The request:
Repeat all entries exactly.

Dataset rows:
§ §
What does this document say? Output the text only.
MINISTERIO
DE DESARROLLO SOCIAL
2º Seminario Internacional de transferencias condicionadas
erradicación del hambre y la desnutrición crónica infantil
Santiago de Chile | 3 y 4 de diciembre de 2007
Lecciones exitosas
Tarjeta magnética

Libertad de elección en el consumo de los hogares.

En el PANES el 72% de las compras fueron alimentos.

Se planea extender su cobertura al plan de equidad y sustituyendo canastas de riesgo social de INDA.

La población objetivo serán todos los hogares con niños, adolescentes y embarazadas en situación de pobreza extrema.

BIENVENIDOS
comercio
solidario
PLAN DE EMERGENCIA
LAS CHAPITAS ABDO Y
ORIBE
§ §
Exercise output:
What does this document say? Output the text only.
MINISTERIO
DE DESARROLLO SOCIAL
2º Seminario Internacional de transferencias condicionadas
erradicación del hambre y la desnutrición crónica infantil
Santiago de Chile | 3 y 4 de diciembre de 2007
Lecciones exitosas
Tarjeta magnética

Libertad de elección en el consumo de los hogares.

En el PANES el 72% de las compras fueron alimentos.

Se planea extender su cobertura al plan de equidad y sustituyendo canastas de riesgo social de INDA.

La población objetivo serán todos los hogares con niños, adolescentes y embarazadas en situación de pobreza extrema.

BIENVENIDOS
comercio
solidario
PLAN DE EMERGENCIA
LAS CHAPITAS ABDO Y
ORIBE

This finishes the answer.